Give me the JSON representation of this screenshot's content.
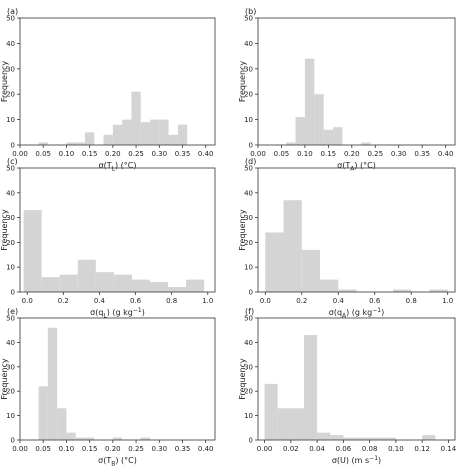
{
  "chart_data": [
    {
      "panel": "(a)",
      "type": "histogram",
      "xlabel": "σ(T_L) (°C)",
      "ylabel": "Frequency",
      "xlim": [
        0.0,
        0.42
      ],
      "ylim": [
        0,
        50
      ],
      "xticks": [
        "0.00",
        "0.05",
        "0.10",
        "0.15",
        "0.20",
        "0.25",
        "0.30",
        "0.35",
        "0.40"
      ],
      "yticks": [
        "0",
        "10",
        "20",
        "30",
        "40",
        "50"
      ],
      "bin_width": 0.02,
      "bin_starts": [
        0.0,
        0.02,
        0.04,
        0.06,
        0.08,
        0.1,
        0.12,
        0.14,
        0.16,
        0.18,
        0.2,
        0.22,
        0.24,
        0.26,
        0.28,
        0.3,
        0.32,
        0.34,
        0.36,
        0.38
      ],
      "counts": [
        0,
        0,
        1,
        0,
        0,
        1,
        1,
        5,
        0,
        4,
        8,
        10,
        21,
        9,
        10,
        10,
        4,
        8,
        0,
        0
      ]
    },
    {
      "panel": "(b)",
      "type": "histogram",
      "xlabel": "σ(T_A) (°C)",
      "ylabel": "Frequency",
      "xlim": [
        0.0,
        0.42
      ],
      "ylim": [
        0,
        50
      ],
      "xticks": [
        "0.00",
        "0.05",
        "0.10",
        "0.15",
        "0.20",
        "0.25",
        "0.30",
        "0.35",
        "0.40"
      ],
      "yticks": [
        "0",
        "10",
        "20",
        "30",
        "40",
        "50"
      ],
      "bin_width": 0.02,
      "bin_starts": [
        0.06,
        0.08,
        0.1,
        0.12,
        0.14,
        0.16,
        0.18,
        0.2,
        0.22
      ],
      "counts": [
        1,
        11,
        34,
        20,
        6,
        7,
        0,
        0,
        1
      ]
    },
    {
      "panel": "(c)",
      "type": "histogram",
      "xlabel": "σ(q_L) (g kg⁻¹)",
      "ylabel": "Frequency",
      "xlim": [
        -0.04,
        1.04
      ],
      "ylim": [
        0,
        50
      ],
      "xticks": [
        "0.0",
        "0.2",
        "0.4",
        "0.6",
        "0.8",
        "1.0"
      ],
      "yticks": [
        "0",
        "10",
        "20",
        "30",
        "40",
        "50"
      ],
      "bin_width": 0.1,
      "bin_starts": [
        -0.02,
        0.08,
        0.18,
        0.28,
        0.38,
        0.48,
        0.58,
        0.68,
        0.78,
        0.88
      ],
      "counts": [
        33,
        6,
        7,
        13,
        8,
        7,
        5,
        4,
        2,
        5
      ]
    },
    {
      "panel": "(d)",
      "type": "histogram",
      "xlabel": "σ(q_A) (g kg⁻¹)",
      "ylabel": "Frequency",
      "xlim": [
        -0.04,
        1.04
      ],
      "ylim": [
        0,
        50
      ],
      "xticks": [
        "0.0",
        "0.2",
        "0.4",
        "0.6",
        "0.8",
        "1.0"
      ],
      "yticks": [
        "0",
        "10",
        "20",
        "30",
        "40",
        "50"
      ],
      "bin_width": 0.1,
      "bin_starts": [
        0.0,
        0.1,
        0.2,
        0.3,
        0.4,
        0.5,
        0.6,
        0.7,
        0.8,
        0.9
      ],
      "counts": [
        24,
        37,
        17,
        5,
        1,
        0,
        0,
        1,
        0,
        1
      ]
    },
    {
      "panel": "(e)",
      "type": "histogram",
      "xlabel": "σ(T_B) (°C)",
      "ylabel": "Frequency",
      "xlim": [
        0.0,
        0.42
      ],
      "ylim": [
        0,
        50
      ],
      "xticks": [
        "0.00",
        "0.05",
        "0.10",
        "0.15",
        "0.20",
        "0.25",
        "0.30",
        "0.35",
        "0.40"
      ],
      "yticks": [
        "0",
        "10",
        "20",
        "30",
        "40",
        "50"
      ],
      "bin_width": 0.02,
      "bin_starts": [
        0.02,
        0.04,
        0.06,
        0.08,
        0.1,
        0.12,
        0.14,
        0.16,
        0.18,
        0.2,
        0.22,
        0.24,
        0.26,
        0.28
      ],
      "counts": [
        0,
        22,
        46,
        13,
        3,
        1,
        1,
        0,
        0,
        1,
        0,
        0,
        1,
        0
      ]
    },
    {
      "panel": "(f)",
      "type": "histogram",
      "xlabel": "σ(U) (m s⁻¹)",
      "ylabel": "Frequency",
      "xlim": [
        -0.005,
        0.145
      ],
      "ylim": [
        0,
        50
      ],
      "xticks": [
        "0.00",
        "0.02",
        "0.04",
        "0.06",
        "0.08",
        "0.10",
        "0.12",
        "0.14"
      ],
      "yticks": [
        "0",
        "10",
        "20",
        "30",
        "40",
        "50"
      ],
      "bin_width": 0.01,
      "bin_starts": [
        0.0,
        0.01,
        0.02,
        0.03,
        0.04,
        0.05,
        0.06,
        0.07,
        0.08,
        0.09,
        0.1,
        0.11,
        0.12,
        0.13
      ],
      "counts": [
        23,
        13,
        13,
        43,
        3,
        2,
        1,
        1,
        1,
        1,
        0,
        0,
        2,
        0
      ]
    }
  ]
}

□ □ □ □ □ □ □

**What is expected**. Reproduce the data word for word, excluding its pictures.

**The reply**.
Give me the JSON representation of this screenshot's content.
{
  "chart_data": [
    {
      "panel": "(a)",
      "type": "histogram",
      "xlabel": "σ(T_L) (°C)",
      "ylabel": "Frequency",
      "xlim": [
        0.0,
        0.42
      ],
      "ylim": [
        0,
        50
      ],
      "xticks": [
        "0.00",
        "0.05",
        "0.10",
        "0.15",
        "0.20",
        "0.25",
        "0.30",
        "0.35",
        "0.40"
      ],
      "yticks": [
        "0",
        "10",
        "20",
        "30",
        "40",
        "50"
      ],
      "bin_width": 0.02,
      "bin_starts": [
        0.0,
        0.02,
        0.04,
        0.06,
        0.08,
        0.1,
        0.12,
        0.14,
        0.16,
        0.18,
        0.2,
        0.22,
        0.24,
        0.26,
        0.28,
        0.3,
        0.32,
        0.34,
        0.36,
        0.38
      ],
      "counts": [
        0,
        0,
        1,
        0,
        0,
        1,
        1,
        5,
        0,
        4,
        8,
        10,
        21,
        9,
        10,
        10,
        4,
        8,
        0,
        0
      ]
    },
    {
      "panel": "(b)",
      "type": "histogram",
      "xlabel": "σ(T_A) (°C)",
      "ylabel": "Frequency",
      "xlim": [
        0.0,
        0.42
      ],
      "ylim": [
        0,
        50
      ],
      "xticks": [
        "0.00",
        "0.05",
        "0.10",
        "0.15",
        "0.20",
        "0.25",
        "0.30",
        "0.35",
        "0.40"
      ],
      "yticks": [
        "0",
        "10",
        "20",
        "30",
        "40",
        "50"
      ],
      "bin_width": 0.02,
      "bin_starts": [
        0.06,
        0.08,
        0.1,
        0.12,
        0.14,
        0.16,
        0.18,
        0.2,
        0.22
      ],
      "counts": [
        1,
        11,
        34,
        20,
        6,
        7,
        0,
        0,
        1
      ]
    },
    {
      "panel": "(c)",
      "type": "histogram",
      "xlabel": "σ(q_L) (g kg⁻¹)",
      "ylabel": "Frequency",
      "xlim": [
        -0.04,
        1.04
      ],
      "ylim": [
        0,
        50
      ],
      "xticks": [
        "0.0",
        "0.2",
        "0.4",
        "0.6",
        "0.8",
        "1.0"
      ],
      "yticks": [
        "0",
        "10",
        "20",
        "30",
        "40",
        "50"
      ],
      "bin_width": 0.1,
      "bin_starts": [
        -0.02,
        0.08,
        0.18,
        0.28,
        0.38,
        0.48,
        0.58,
        0.68,
        0.78,
        0.88
      ],
      "counts": [
        33,
        6,
        7,
        13,
        8,
        7,
        5,
        4,
        2,
        5
      ]
    },
    {
      "panel": "(d)",
      "type": "histogram",
      "xlabel": "σ(q_A) (g kg⁻¹)",
      "ylabel": "Frequency",
      "xlim": [
        -0.04,
        1.04
      ],
      "ylim": [
        0,
        50
      ],
      "xticks": [
        "0.0",
        "0.2",
        "0.4",
        "0.6",
        "0.8",
        "1.0"
      ],
      "yticks": [
        "0",
        "10",
        "20",
        "30",
        "40",
        "50"
      ],
      "bin_width": 0.1,
      "bin_starts": [
        0.0,
        0.1,
        0.2,
        0.3,
        0.4,
        0.5,
        0.6,
        0.7,
        0.8,
        0.9
      ],
      "counts": [
        24,
        37,
        17,
        5,
        1,
        0,
        0,
        1,
        0,
        1
      ]
    },
    {
      "panel": "(e)",
      "type": "histogram",
      "xlabel": "σ(T_B) (°C)",
      "ylabel": "Frequency",
      "xlim": [
        0.0,
        0.42
      ],
      "ylim": [
        0,
        50
      ],
      "xticks": [
        "0.00",
        "0.05",
        "0.10",
        "0.15",
        "0.20",
        "0.25",
        "0.30",
        "0.35",
        "0.40"
      ],
      "yticks": [
        "0",
        "10",
        "20",
        "30",
        "40",
        "50"
      ],
      "bin_width": 0.02,
      "bin_starts": [
        0.02,
        0.04,
        0.06,
        0.08,
        0.1,
        0.12,
        0.14,
        0.16,
        0.18,
        0.2,
        0.22,
        0.24,
        0.26,
        0.28
      ],
      "counts": [
        0,
        22,
        46,
        13,
        3,
        1,
        1,
        0,
        0,
        1,
        0,
        0,
        1,
        0
      ]
    },
    {
      "panel": "(f)",
      "type": "histogram",
      "xlabel": "σ(U) (m s⁻¹)",
      "ylabel": "Frequency",
      "xlim": [
        -0.005,
        0.145
      ],
      "ylim": [
        0,
        50
      ],
      "xticks": [
        "0.00",
        "0.02",
        "0.04",
        "0.06",
        "0.08",
        "0.10",
        "0.12",
        "0.14"
      ],
      "yticks": [
        "0",
        "10",
        "20",
        "30",
        "40",
        "50"
      ],
      "bin_width": 0.01,
      "bin_starts": [
        0.0,
        0.01,
        0.02,
        0.03,
        0.04,
        0.05,
        0.06,
        0.07,
        0.08,
        0.09,
        0.1,
        0.11,
        0.12,
        0.13
      ],
      "counts": [
        23,
        13,
        13,
        43,
        3,
        2,
        1,
        1,
        1,
        1,
        0,
        0,
        2,
        0
      ]
    }
  ]
}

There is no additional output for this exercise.